§ **Material provided**:
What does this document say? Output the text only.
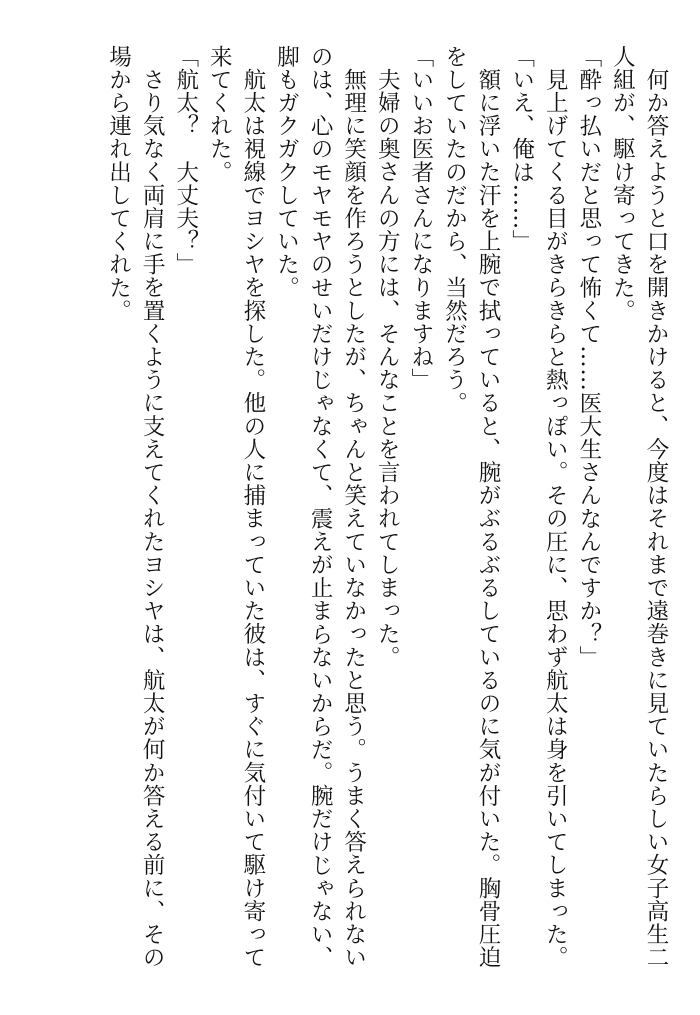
何か答えようと口を開きかけると、今度はそれまで遠巻きに見ていたらしい女子高生二人組が、駆け寄ってきた。

「酔っ払いだと思って怖くて……医大生さんなんですか？」

見上げてくる目がきらきらと熱っぽい。その圧に、思わず航太は身を引いてしまった。

「いえ、俺は……」

額に浮いた汗を上腕で拭っていると、腕がぶるぶるしているのに気が付いた。胸骨圧迫をしていたのだから、当然だろう。

「いいお医者さんになりますね」

夫婦の奥さんの方には、そんなことを言われてしまった。

無理に笑顔を作ろうとしたが、ちゃんと笑えていなかったと思う。うまく答えられないのは、心のモヤモヤのせいだけじゃなくて、震えが止まらないからだ。腕だけじゃない、脚もガクガクしていた。

航太は視線でヨシヤを探した。他の人に捕まっていた彼は、すぐに気付いて駆け寄って来てくれた。

「航太？　大丈夫？」

さり気なく両肩に手を置くように支えてくれたヨシヤは、航太が何か答える前に、その場から連れ出してくれた。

§ **What the exercise asks**: Restate the records above in full, word for word. Keep pictures out.

§ **Exercise result**:
What does this document say? Output the text only.
何か答えようと口を開きかけると、今度はそれまで遠巻きに見ていたらしい女子高生二人組が、駆け寄ってきた。

「酔っ払いだと思って怖くて……医大生さんなんですか？」

見上げてくる目がきらきらと熱っぽい。その圧に、思わず航太は身を引いてしまった。

「いえ、俺は……」

額に浮いた汗を上腕で拭っていると、腕がぶるぶるしているのに気が付いた。胸骨圧迫をしていたのだから、当然だろう。

「いいお医者さんになりますね」

夫婦の奥さんの方には、そんなことを言われてしまった。

無理に笑顔を作ろうとしたが、ちゃんと笑えていなかったと思う。うまく答えられないのは、心のモヤモヤのせいだけじゃなくて、震えが止まらないからだ。腕だけじゃない、脚もガクガクしていた。

航太は視線でヨシヤを探した。他の人に捕まっていた彼は、すぐに気付いて駆け寄って来てくれた。

「航太？　大丈夫？」

さり気なく両肩に手を置くように支えてくれたヨシヤは、航太が何か答える前に、その場から連れ出してくれた。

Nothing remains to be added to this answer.